#!/usr/bin/env python
# coding: utf-8
#
#
# # Electricity production plants - Visualisation Plots
#
#
#
# Data origins from https://opendata.swiss/en/dataset/elektrizitatsproduktionsanlagen and we use the following .csv files.
#
# - ElectricityProductionPlant.csv
# - MainCategoryCatalogue.csv
# - SubCategoryCatalogue.csv
# - PlantCategoryCatalogue.csv
#
#
# ### Loading data
#
# We use `pd.read_csv` to read the csv files into a `DataFrame`.
#
# After reading we set the index to the corresponding column which makes it easier to join tables and join the (sub)-category names in order to have all information in one `epp` table
# In[25]:
import pandas as pd
import seaborn as sns
import matplotlib.pyplot as plt
import numpy as np
plt.rcParams["figure.figsize"] = (20, 10)
epp = pd.read_csv('../data/ch.bfe.elektrizitaetsproduktionsanlagen/ElectricityProductionPlant.csv', parse_dates=['BeginningOfOperation']).set_index('xtf_id')
mainCat = pd.read_csv('../data/ch.bfe.elektrizitaetsproduktionsanlagen/MainCategoryCatalogue.csv').set_index('Catalogue_id')
subCat = pd.read_csv('../data/ch.bfe.elektrizitaetsproduktionsanlagen/SubCategoryCatalogue.csv').set_index('Catalogue_id')
════════════════
WHAT YOU NEED TO DO ->
[1] Name every .csv file that the electricity production plants script says it uses.
[2] Write the next lines of the electricity production plants script, starting right after its last line.

DATA RECORDS ->
════════════════
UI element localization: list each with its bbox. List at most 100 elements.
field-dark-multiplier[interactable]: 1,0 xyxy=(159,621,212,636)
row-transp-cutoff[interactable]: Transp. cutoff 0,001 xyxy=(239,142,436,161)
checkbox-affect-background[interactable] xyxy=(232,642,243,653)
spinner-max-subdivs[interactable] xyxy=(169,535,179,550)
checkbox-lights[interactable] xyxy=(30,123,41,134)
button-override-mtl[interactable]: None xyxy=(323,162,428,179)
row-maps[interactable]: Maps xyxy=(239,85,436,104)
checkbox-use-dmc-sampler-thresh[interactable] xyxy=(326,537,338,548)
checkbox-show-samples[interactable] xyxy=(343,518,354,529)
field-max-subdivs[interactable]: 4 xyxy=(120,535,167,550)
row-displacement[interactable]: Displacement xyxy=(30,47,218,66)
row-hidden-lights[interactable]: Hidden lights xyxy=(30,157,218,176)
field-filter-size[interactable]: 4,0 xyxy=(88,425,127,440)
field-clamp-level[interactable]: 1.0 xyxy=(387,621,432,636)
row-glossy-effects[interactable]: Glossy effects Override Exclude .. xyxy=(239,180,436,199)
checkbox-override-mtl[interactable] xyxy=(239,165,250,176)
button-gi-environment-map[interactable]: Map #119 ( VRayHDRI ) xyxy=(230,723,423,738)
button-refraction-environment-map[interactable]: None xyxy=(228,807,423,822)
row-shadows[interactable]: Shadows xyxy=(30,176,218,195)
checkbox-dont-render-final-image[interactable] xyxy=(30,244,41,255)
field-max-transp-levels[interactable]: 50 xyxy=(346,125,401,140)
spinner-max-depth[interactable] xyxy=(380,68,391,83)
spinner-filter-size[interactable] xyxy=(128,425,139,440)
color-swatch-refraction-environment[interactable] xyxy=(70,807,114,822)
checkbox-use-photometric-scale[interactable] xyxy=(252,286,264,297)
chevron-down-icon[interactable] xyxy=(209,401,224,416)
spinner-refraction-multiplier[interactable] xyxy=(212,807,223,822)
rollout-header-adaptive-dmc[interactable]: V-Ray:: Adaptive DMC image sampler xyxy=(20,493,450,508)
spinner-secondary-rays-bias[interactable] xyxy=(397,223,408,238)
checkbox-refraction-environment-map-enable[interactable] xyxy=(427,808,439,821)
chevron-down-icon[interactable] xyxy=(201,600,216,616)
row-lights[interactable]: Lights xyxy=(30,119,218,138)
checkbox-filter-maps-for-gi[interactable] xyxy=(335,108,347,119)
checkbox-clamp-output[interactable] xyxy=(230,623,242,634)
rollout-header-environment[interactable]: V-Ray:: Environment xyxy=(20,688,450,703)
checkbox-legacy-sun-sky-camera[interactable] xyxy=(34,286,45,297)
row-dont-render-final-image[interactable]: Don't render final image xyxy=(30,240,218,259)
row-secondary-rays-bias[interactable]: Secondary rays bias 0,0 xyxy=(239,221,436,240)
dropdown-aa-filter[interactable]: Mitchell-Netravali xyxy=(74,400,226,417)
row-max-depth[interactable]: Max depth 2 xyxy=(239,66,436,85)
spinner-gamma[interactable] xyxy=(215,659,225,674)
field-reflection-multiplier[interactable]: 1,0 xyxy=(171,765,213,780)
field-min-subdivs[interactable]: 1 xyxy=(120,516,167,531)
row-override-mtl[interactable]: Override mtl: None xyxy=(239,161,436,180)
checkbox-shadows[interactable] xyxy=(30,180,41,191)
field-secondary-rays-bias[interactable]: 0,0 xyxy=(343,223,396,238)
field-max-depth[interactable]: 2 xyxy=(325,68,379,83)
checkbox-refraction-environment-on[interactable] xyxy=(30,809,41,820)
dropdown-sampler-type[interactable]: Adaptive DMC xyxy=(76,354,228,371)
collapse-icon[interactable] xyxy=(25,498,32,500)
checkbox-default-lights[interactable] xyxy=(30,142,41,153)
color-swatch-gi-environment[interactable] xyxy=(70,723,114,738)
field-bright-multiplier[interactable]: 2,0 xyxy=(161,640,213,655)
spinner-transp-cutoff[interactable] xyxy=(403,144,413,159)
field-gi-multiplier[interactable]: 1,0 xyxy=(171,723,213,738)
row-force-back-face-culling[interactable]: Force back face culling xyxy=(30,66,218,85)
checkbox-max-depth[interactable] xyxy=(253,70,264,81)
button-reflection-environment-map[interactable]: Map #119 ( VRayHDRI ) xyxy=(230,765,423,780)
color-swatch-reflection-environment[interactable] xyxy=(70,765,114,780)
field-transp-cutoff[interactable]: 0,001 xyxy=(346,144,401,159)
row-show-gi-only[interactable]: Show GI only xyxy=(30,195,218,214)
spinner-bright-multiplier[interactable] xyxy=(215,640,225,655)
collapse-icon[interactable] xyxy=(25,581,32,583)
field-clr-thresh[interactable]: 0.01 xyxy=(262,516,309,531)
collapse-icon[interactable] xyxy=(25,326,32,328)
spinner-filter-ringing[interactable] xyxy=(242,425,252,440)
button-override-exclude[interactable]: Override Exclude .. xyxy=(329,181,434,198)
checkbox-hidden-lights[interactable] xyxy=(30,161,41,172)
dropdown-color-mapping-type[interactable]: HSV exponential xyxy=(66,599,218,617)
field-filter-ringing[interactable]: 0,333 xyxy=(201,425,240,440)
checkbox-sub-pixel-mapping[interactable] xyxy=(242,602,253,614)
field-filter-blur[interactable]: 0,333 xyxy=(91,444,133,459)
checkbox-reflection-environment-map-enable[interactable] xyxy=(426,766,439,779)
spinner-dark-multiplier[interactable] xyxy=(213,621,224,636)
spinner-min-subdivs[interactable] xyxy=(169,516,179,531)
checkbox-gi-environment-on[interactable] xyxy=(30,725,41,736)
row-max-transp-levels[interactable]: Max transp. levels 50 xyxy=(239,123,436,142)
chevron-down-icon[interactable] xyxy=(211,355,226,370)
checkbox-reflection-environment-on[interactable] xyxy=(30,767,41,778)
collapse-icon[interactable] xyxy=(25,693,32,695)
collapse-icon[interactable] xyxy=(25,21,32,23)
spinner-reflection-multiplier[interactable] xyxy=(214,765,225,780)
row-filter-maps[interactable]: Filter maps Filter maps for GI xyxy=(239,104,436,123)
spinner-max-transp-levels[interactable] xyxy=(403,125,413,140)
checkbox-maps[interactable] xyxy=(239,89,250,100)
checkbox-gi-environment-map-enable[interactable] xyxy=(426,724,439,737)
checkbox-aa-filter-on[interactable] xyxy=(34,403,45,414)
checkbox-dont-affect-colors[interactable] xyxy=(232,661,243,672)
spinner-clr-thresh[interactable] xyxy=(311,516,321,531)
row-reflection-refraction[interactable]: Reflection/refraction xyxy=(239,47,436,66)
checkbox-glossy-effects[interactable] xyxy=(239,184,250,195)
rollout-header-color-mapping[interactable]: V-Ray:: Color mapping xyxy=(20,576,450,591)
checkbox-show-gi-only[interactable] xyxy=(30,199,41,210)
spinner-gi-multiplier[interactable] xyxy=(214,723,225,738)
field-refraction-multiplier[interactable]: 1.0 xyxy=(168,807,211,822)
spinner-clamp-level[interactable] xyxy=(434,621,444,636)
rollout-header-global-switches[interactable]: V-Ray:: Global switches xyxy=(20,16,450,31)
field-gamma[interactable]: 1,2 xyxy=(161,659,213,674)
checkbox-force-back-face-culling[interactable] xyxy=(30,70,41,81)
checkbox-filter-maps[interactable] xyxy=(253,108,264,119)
════════════════
PER-TASK ANSWERS ->
[1]
ElectricityProductionPlant.csv
MainCategoryCatalogue.csv
SubCategoryCatalogue.csv
PlantCategoryCatalogue.csv

[2]
plantCat = pd.read_csv('../data/ch.bfe.elektrizitaetsproduktionsanlagen/PlantCategoryCatalogue.csv').set_index('Catalogue_id')
lang='de'
epp = epp.merge(mainCat[lang].rename("MainCategoryName"),how='left', left_on='MainCategory', right_index=True)
epp = epp.merge(subCat[lang].rename("SubCategoryName"),how='left', left_on='SubCategory', right_index=True)
epp = epp.merge(plantCat[lang].rename("PlantCategoryName"),how='left', left_on='PlantCategory', right_index=True)
display(epp.head())
# ***
# ## Pie chart
#
#
# Exercise: Plot the energy mix in a pie chart a Series
#
# 1. Create a pie chart that displays the relative contribution of the main categories to the total power produced in Switzerland.
#
# 2. Create a pie chart that displays the relative contribution of the main categories to the total number of power plants in Switzerland.
#
# 3. (Optional) Can you plot both figures as subplots in one plot?
#
# 4. (Optional) Plot the relative contribution for the sub categories for `maincat_2`.
#
#
#
#
#
# *Hints*
# - To prepare the necessary DataFrame you can use the `DataFrame.groupby()` function and sum on the `TotalPower` column: `epp.groupby('MainCategoryName')['TotalPower'].sum()`
# - To plot you can use directly the function `Series.plot.pie()` [Pandas Doc](https://pandas.pydata.org/pandas-docs/stable/reference/api/pandas.Series.plot.pie.html)
# - To count instead of sum a grouped value use `.count()`
#
# ***
#
# In[ ]:
# ***
# ## Bar chart
#
#
# Exercise: Plot the energy data by canton
#
# 1. Use `sns.countplot` to create a bar chart that displays the number of fossil fuel power plants (`epp.MainCategory == 'maincat_4'`) for each canton. Can you also display the different sub-categories?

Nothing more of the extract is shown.